[start]

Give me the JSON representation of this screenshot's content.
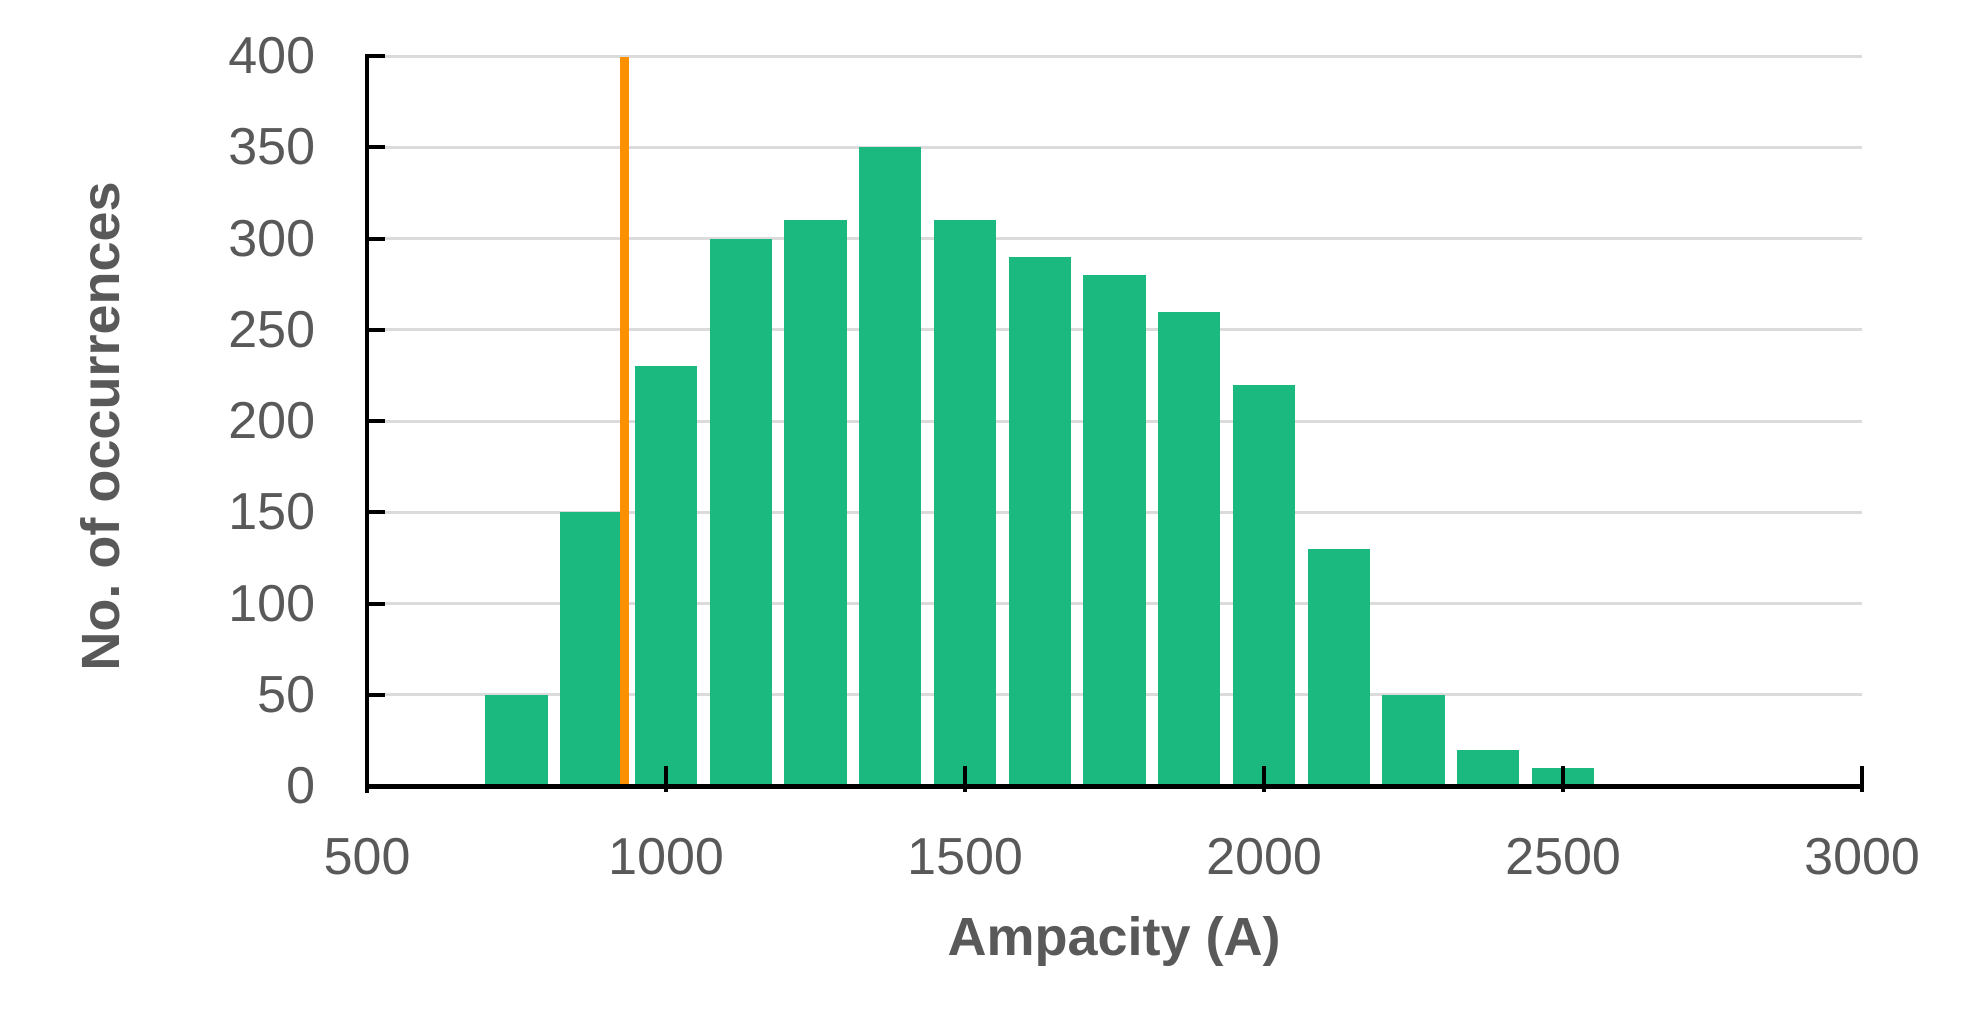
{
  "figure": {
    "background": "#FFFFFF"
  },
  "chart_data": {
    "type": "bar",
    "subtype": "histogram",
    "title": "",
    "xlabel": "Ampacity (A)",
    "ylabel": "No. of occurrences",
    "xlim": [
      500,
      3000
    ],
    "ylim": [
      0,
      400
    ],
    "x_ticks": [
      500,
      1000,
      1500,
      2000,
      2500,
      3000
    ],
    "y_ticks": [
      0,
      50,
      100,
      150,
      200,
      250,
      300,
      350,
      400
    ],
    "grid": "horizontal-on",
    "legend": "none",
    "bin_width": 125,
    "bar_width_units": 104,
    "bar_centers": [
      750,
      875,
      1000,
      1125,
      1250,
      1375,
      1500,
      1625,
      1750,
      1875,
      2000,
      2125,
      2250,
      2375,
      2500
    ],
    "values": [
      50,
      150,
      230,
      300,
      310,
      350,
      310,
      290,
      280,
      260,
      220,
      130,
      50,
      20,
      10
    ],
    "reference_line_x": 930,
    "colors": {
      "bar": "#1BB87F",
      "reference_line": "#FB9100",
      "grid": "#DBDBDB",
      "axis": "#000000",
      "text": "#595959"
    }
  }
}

[end]

=== Direction ===
Reproduce every line precisely as given, omitting all pictures.

=== Written solution ===
Give me the JSON representation of this screenshot's content.
{
  "figure": {
    "background": "#FFFFFF"
  },
  "chart_data": {
    "type": "bar",
    "subtype": "histogram",
    "title": "",
    "xlabel": "Ampacity (A)",
    "ylabel": "No. of occurrences",
    "xlim": [
      500,
      3000
    ],
    "ylim": [
      0,
      400
    ],
    "x_ticks": [
      500,
      1000,
      1500,
      2000,
      2500,
      3000
    ],
    "y_ticks": [
      0,
      50,
      100,
      150,
      200,
      250,
      300,
      350,
      400
    ],
    "grid": "horizontal-on",
    "legend": "none",
    "bin_width": 125,
    "bar_width_units": 104,
    "bar_centers": [
      750,
      875,
      1000,
      1125,
      1250,
      1375,
      1500,
      1625,
      1750,
      1875,
      2000,
      2125,
      2250,
      2375,
      2500
    ],
    "values": [
      50,
      150,
      230,
      300,
      310,
      350,
      310,
      290,
      280,
      260,
      220,
      130,
      50,
      20,
      10
    ],
    "reference_line_x": 930,
    "colors": {
      "bar": "#1BB87F",
      "reference_line": "#FB9100",
      "grid": "#DBDBDB",
      "axis": "#000000",
      "text": "#595959"
    }
  }
}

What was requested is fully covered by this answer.